WHAT THE TASK ASKS:
Set out each line from the following listing that includes the word "Presets".

DATA:
════════════════
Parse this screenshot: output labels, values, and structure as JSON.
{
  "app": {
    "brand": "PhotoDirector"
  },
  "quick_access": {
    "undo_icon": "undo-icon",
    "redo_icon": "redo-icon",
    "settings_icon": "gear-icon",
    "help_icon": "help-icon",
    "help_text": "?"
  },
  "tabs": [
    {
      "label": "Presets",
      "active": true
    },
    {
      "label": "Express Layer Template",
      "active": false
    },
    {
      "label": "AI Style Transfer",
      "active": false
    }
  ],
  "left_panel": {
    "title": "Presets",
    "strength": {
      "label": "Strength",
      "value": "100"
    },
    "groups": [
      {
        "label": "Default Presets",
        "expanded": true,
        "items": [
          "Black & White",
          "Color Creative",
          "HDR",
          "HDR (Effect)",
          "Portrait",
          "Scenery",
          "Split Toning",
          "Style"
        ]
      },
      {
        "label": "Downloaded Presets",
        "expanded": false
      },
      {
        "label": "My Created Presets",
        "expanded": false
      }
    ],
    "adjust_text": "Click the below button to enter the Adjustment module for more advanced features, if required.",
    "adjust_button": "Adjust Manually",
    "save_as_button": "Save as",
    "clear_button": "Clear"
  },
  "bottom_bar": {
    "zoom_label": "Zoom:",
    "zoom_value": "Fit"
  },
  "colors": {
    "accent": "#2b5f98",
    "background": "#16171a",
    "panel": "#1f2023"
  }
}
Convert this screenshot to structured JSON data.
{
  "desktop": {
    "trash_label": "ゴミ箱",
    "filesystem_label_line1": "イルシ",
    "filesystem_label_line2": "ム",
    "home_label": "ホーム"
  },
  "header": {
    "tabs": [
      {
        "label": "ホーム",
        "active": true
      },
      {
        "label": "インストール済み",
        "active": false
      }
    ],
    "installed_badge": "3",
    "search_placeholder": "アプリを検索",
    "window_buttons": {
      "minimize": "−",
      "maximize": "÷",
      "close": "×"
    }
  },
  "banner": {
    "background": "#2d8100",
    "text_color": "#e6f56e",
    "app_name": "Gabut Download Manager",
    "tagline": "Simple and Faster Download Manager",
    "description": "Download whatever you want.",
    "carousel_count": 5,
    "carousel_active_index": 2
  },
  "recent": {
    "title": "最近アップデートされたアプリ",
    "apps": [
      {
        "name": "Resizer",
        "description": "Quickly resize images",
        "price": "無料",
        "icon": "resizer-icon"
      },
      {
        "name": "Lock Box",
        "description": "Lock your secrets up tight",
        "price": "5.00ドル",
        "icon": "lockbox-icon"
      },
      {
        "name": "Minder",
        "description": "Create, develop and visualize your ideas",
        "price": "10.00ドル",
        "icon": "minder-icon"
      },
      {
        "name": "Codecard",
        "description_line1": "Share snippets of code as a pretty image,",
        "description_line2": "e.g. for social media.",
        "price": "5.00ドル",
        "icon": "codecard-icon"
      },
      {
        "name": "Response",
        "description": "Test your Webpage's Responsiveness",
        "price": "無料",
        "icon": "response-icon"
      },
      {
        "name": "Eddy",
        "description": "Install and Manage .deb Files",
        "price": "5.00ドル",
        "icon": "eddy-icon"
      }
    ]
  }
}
════════════════
SOLUTION TO THIS PROBLEM:
      "label": "Presets",
    "title": "Presets",
        "label": "Default Presets",
        "label": "Downloaded Presets",
        "label": "My Created Presets",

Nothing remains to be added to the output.